Data records:
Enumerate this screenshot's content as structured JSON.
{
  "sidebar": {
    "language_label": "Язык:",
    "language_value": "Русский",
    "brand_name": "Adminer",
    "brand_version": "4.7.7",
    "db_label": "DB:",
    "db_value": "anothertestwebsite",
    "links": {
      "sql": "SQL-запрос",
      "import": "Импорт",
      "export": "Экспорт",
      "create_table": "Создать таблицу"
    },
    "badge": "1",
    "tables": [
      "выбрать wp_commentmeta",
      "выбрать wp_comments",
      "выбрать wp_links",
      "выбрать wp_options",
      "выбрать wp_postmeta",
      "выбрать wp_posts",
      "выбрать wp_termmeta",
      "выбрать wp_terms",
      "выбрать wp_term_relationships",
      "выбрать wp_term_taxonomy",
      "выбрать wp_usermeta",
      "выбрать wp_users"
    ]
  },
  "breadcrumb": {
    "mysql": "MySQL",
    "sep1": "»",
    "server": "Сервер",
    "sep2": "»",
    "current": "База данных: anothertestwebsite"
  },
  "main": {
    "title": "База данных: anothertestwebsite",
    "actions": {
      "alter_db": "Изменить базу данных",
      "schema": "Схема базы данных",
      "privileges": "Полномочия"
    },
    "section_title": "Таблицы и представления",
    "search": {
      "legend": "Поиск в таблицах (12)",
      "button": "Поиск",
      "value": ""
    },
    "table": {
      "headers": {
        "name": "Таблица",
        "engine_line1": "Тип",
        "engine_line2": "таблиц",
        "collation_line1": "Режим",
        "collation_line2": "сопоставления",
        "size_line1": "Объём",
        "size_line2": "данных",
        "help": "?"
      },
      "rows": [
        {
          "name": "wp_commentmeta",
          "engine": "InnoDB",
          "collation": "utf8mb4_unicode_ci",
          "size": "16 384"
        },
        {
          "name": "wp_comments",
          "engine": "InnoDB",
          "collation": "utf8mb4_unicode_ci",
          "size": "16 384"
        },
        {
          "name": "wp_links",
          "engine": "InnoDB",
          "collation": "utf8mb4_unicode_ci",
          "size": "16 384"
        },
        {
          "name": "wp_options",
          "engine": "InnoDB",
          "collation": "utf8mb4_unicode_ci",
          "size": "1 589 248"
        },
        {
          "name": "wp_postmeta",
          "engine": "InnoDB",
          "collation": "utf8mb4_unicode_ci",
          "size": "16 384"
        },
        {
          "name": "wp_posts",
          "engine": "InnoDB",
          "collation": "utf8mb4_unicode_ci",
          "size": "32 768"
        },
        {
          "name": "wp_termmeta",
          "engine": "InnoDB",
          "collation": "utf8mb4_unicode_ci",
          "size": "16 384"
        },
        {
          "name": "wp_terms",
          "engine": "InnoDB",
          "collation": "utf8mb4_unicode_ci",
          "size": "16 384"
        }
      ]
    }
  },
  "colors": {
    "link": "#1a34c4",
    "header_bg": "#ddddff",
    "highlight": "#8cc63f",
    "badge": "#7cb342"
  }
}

Goal of the exercise: Find the lines containing "Поиск" and list every one of them.

Finished task:
      "legend": "Поиск в таблицах (12)",
      "button": "Поиск",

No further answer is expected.